Study text Start Marker

These include the free SNOMED encoding that NICTA offers through a web service that is being evaluated and deployed through ACT Health for discharge summary management, as well as work on hospital infection control by using data analysis of existing clinical reports to work out which sections of the hospital are likely to prove a problem.
It is also working on using voice recognition technology for nursing handover notes that can transcribe a handover note, classify it and and insert it into the Cerner hospital information system.
It is also investigating introducing NICTA's existing WebRTC-based telepresence platform to the medical and allied health clinics in the facility, as well as developing an integrated mHealth model for primary care using tablet devices.
This is being applied to patients with type 2 diabetes attending the super clinic but it has taken a different approach to mobile health, Dr Hanlen said.
“What we did was a bit different. We said, see this [smartphone]? It's not a health device but you seem to be using it a lot for your health data, so why don’t we just clip on to that. So we gave the patients iPads.
“But what we did was we put in the the back of the iPad a series of apps that are off the shelf and we said to the patients, use whatever you want, do whatever you want, share with whoever you want. Just tell us.”
This led to one patient, a 60-year-old, who demanded to know why she could use the iPad and apps for her chronic disease management, but she couldn't use it for her prescriptions when she attended the pharmacy in the same building.
“The difference here is that suddenly the patient has seen the benefit, she knows what she wants and she walks up to the clinician and says, why can’t you make it work? Well he can’t, but what he can do it and what he did is come to people like me and say, 'I really need those e-records and I need them now, and I need them to look like this, because she wants one like that. Let’s build it.”
Now, NICTA is working on developing a handheld EHR that will allow patients to store their encrypted data on their phone and share it with whoever they like.
“Mobile health is probably one of the most overhyped areas that there is, but the fact is people will start delivering mobile care,” he said. “They presume that people will have a device, they will use whatever they use, and they don’t physically have to download something to play … or log into some remote server through a series of public/private tests. They simply whack their stuff up there and they expect that you will deal with the consequences afterwards.”
For all of these new technologies to work, the sharing of clinical data is required, but that sharing must be done as openly as possible, Dr Hanlen said. He likened the current situation in which data is fiercely protected, or if used for a research project is subsequently destroyed, as the 'health IT Hotel California' – “you can put the data in, but it will never leave”.
He said the huge amounts of data generated by healthcare was not manageable without sharing, but one of the barriers to getting anything done is the current procurement process. A problem is identified, a tender document is created, vendors are prohibited from collaborating, and the cheapest option is chosen.
He illustrated this with astronaut Alan Shepard's famous quote: “It's a very sobering feeling to be up in space and realise that one's safety factor was determined by the lowest bidder on a government contract.”
“I would argue that the IT procurement in health is exactly the same and your health safety factor rests on the lowest bidder to whatever the current procurement for health IT was,” Dr Hanlen said.
He recommends instead a modified Delphi approach, also championed by New Zealand's National Institute for Health Innovation (NIHI), which involves bringing vendors together and contracting them all to collaborate to fulfil the end-user's requirements, which encourages sharing.
“Be aware that open data, open clinical data, is a gateway,” he said. “It’s no more and no less than a first step in moving towards what you really need, which is open innovation. I want to work with you and then we’ll get something better done that you or I couldn’t have done before.”

Study text End Marker
Given information Start Marker

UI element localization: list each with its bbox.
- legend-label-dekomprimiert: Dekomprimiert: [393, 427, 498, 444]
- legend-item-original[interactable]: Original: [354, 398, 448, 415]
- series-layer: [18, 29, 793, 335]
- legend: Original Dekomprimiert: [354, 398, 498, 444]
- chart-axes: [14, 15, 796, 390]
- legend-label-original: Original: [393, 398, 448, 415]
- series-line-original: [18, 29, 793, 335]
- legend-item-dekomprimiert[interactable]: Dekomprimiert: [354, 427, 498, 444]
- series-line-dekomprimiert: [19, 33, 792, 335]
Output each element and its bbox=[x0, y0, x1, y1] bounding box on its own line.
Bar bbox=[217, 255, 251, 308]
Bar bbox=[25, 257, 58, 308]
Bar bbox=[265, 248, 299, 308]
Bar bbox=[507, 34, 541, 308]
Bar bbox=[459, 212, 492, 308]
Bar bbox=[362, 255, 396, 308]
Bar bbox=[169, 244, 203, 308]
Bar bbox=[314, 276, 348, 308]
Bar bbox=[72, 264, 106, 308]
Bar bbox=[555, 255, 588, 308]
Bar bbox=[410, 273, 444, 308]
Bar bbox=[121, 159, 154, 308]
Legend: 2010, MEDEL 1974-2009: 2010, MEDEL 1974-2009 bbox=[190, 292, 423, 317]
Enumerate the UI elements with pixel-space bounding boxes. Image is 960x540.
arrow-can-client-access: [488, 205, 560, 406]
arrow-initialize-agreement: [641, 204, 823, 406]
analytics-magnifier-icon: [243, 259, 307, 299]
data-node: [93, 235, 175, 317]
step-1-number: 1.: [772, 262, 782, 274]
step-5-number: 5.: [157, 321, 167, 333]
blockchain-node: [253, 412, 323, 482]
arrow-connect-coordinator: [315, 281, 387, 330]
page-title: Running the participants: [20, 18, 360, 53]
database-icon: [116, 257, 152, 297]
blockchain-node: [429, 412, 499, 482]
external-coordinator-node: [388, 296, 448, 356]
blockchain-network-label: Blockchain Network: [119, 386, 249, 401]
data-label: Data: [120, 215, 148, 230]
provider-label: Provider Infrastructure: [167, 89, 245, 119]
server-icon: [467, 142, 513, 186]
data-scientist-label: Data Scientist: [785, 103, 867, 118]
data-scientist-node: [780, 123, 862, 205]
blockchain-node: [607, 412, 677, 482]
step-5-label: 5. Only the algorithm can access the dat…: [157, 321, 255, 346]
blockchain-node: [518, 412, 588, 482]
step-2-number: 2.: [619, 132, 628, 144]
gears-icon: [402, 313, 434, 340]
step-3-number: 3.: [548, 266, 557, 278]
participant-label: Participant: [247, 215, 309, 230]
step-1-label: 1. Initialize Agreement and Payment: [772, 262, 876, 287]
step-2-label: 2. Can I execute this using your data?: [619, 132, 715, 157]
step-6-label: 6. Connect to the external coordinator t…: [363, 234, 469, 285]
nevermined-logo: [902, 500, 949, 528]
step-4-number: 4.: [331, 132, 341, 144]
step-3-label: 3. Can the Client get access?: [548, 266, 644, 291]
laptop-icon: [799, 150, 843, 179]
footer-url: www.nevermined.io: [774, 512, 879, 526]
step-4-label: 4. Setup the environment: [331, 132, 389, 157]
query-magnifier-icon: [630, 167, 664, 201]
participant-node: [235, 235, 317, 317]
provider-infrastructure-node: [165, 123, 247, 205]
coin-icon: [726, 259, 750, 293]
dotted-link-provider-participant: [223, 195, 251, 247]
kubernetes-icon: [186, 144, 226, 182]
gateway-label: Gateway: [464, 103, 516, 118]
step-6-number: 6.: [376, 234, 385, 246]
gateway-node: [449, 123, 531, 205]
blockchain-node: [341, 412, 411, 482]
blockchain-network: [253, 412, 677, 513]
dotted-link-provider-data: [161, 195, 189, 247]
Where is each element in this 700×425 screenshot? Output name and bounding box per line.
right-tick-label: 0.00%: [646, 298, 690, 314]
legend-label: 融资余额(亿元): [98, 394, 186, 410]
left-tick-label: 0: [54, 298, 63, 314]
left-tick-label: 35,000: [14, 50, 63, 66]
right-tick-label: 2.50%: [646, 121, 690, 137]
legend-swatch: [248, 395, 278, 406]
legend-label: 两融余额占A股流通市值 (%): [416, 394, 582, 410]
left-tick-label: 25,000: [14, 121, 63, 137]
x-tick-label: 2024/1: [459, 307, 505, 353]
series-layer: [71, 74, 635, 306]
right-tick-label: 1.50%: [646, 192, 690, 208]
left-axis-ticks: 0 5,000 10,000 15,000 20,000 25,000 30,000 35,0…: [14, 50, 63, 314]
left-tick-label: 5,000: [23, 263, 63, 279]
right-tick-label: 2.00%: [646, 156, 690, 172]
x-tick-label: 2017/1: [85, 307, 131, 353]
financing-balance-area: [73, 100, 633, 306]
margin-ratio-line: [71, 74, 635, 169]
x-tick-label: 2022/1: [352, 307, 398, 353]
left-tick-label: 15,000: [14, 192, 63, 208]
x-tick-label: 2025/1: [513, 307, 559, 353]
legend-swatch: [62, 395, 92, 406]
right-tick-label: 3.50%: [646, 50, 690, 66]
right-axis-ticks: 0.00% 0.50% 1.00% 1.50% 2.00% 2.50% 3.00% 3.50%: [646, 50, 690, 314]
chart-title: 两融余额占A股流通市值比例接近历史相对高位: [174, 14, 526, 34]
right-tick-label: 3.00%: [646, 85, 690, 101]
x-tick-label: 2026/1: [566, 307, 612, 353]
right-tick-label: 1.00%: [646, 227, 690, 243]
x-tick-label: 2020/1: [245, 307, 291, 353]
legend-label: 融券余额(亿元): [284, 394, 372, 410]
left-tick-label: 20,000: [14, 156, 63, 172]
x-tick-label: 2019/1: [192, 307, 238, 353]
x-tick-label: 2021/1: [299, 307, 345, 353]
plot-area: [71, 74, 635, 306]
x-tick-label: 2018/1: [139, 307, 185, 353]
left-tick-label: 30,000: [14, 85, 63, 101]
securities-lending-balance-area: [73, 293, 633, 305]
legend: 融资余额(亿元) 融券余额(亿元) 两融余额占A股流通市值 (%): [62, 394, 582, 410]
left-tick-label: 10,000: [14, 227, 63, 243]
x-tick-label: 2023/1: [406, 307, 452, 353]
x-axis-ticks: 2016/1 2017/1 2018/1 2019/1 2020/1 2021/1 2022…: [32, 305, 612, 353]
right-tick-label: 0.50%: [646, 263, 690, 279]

Given information End Marker

* **What is being asked**:
Can you reproduce, word for word, the stretch of the health IT text from "This is being" through "health, Dr Hanlen said."?

* **Answer for the task**:
This is being applied to patients with type 2 diabetes attending the super clinic but it has taken a different approach to mobile health, Dr Hanlen said.